→ Records:
▼

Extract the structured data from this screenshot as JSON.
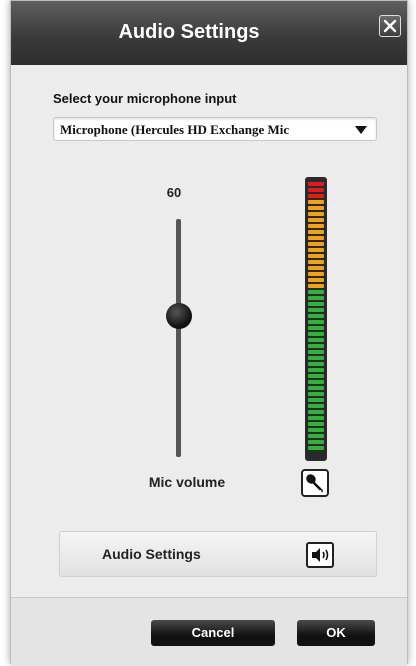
{
  "dialog": {
    "title": "Audio Settings",
    "close_icon": "close-x-icon"
  },
  "microphone": {
    "label": "Select your microphone input",
    "selected": "Microphone (Hercules HD Exchange Mic",
    "dropdown_icon": "chevron-down-icon"
  },
  "volume": {
    "value": "60",
    "label": "Mic volume",
    "level_fraction": 0.6
  },
  "meter": {
    "segments_total": 45,
    "colors": {
      "red": "#e01b1b",
      "orange": "#f0a21c",
      "green": "#33b13a"
    },
    "mic_icon": "microphone-icon"
  },
  "audio_settings_button": {
    "label": "Audio Settings",
    "icon": "speaker-icon"
  },
  "footer": {
    "cancel_label": "Cancel",
    "ok_label": "OK"
  }
}
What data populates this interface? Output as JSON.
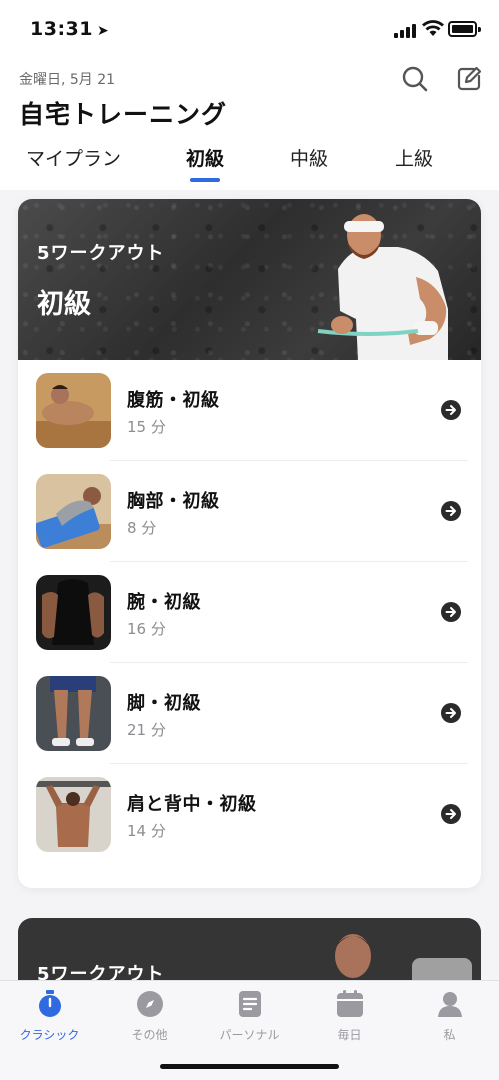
{
  "status_bar": {
    "time": "13:31"
  },
  "header": {
    "date": "金曜日, 5月 21",
    "title": "自宅トレーニング",
    "search_icon": "search-icon",
    "edit_icon": "edit-icon"
  },
  "level_tabs": [
    {
      "label": "マイプラン",
      "active": false
    },
    {
      "label": "初級",
      "active": true
    },
    {
      "label": "中級",
      "active": false
    },
    {
      "label": "上級",
      "active": false
    }
  ],
  "level_card": {
    "workout_count": "5ワークアウト",
    "level_title": "初級",
    "items": [
      {
        "name": "腹筋・初級",
        "duration": "15 分"
      },
      {
        "name": "胸部・初級",
        "duration": "8 分"
      },
      {
        "name": "腕・初級",
        "duration": "16 分"
      },
      {
        "name": "脚・初級",
        "duration": "21 分"
      },
      {
        "name": "肩と背中・初級",
        "duration": "14 分"
      }
    ]
  },
  "next_card": {
    "workout_count": "5ワークアウト"
  },
  "bottom_tabs": [
    {
      "label": "クラシック",
      "icon": "stopwatch-icon",
      "active": true
    },
    {
      "label": "その他",
      "icon": "compass-icon",
      "active": false
    },
    {
      "label": "パーソナル",
      "icon": "document-icon",
      "active": false
    },
    {
      "label": "毎日",
      "icon": "calendar-icon",
      "active": false
    },
    {
      "label": "私",
      "icon": "profile-icon",
      "active": false
    }
  ],
  "colors": {
    "accent": "#2f6ae0",
    "banner": "#3a3a3a",
    "text_secondary": "#8d8d92"
  }
}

▲

→ Written request:
Reproduce all the records verbatim, excluding images.

→ Exercise answer:
Extract the structured data from this screenshot as JSON.
{
  "dialog": {
    "title": "Audio Settings",
    "close_icon": "close-x-icon"
  },
  "microphone": {
    "label": "Select your microphone input",
    "selected": "Microphone (Hercules HD Exchange Mic",
    "dropdown_icon": "chevron-down-icon"
  },
  "volume": {
    "value": "60",
    "label": "Mic volume",
    "level_fraction": 0.6
  },
  "meter": {
    "segments_total": 45,
    "colors": {
      "red": "#e01b1b",
      "orange": "#f0a21c",
      "green": "#33b13a"
    },
    "mic_icon": "microphone-icon"
  },
  "audio_settings_button": {
    "label": "Audio Settings",
    "icon": "speaker-icon"
  },
  "footer": {
    "cancel_label": "Cancel",
    "ok_label": "OK"
  }
}
What data populates this interface? Output as JSON.
{
  "status_bar": {
    "time": "13:31"
  },
  "header": {
    "date": "金曜日, 5月 21",
    "title": "自宅トレーニング",
    "search_icon": "search-icon",
    "edit_icon": "edit-icon"
  },
  "level_tabs": [
    {
      "label": "マイプラン",
      "active": false
    },
    {
      "label": "初級",
      "active": true
    },
    {
      "label": "中級",
      "active": false
    },
    {
      "label": "上級",
      "active": false
    }
  ],
  "level_card": {
    "workout_count": "5ワークアウト",
    "level_title": "初級",
    "items": [
      {
        "name": "腹筋・初級",
        "duration": "15 分"
      },
      {
        "name": "胸部・初級",
        "duration": "8 分"
      },
      {
        "name": "腕・初級",
        "duration": "16 分"
      },
      {
        "name": "脚・初級",
        "duration": "21 分"
      },
      {
        "name": "肩と背中・初級",
        "duration": "14 分"
      }
    ]
  },
  "next_card": {
    "workout_count": "5ワークアウト"
  },
  "bottom_tabs": [
    {
      "label": "クラシック",
      "icon": "stopwatch-icon",
      "active": true
    },
    {
      "label": "その他",
      "icon": "compass-icon",
      "active": false
    },
    {
      "label": "パーソナル",
      "icon": "document-icon",
      "active": false
    },
    {
      "label": "毎日",
      "icon": "calendar-icon",
      "active": false
    },
    {
      "label": "私",
      "icon": "profile-icon",
      "active": false
    }
  ],
  "colors": {
    "accent": "#2f6ae0",
    "banner": "#3a3a3a",
    "text_secondary": "#8d8d92"
  }
}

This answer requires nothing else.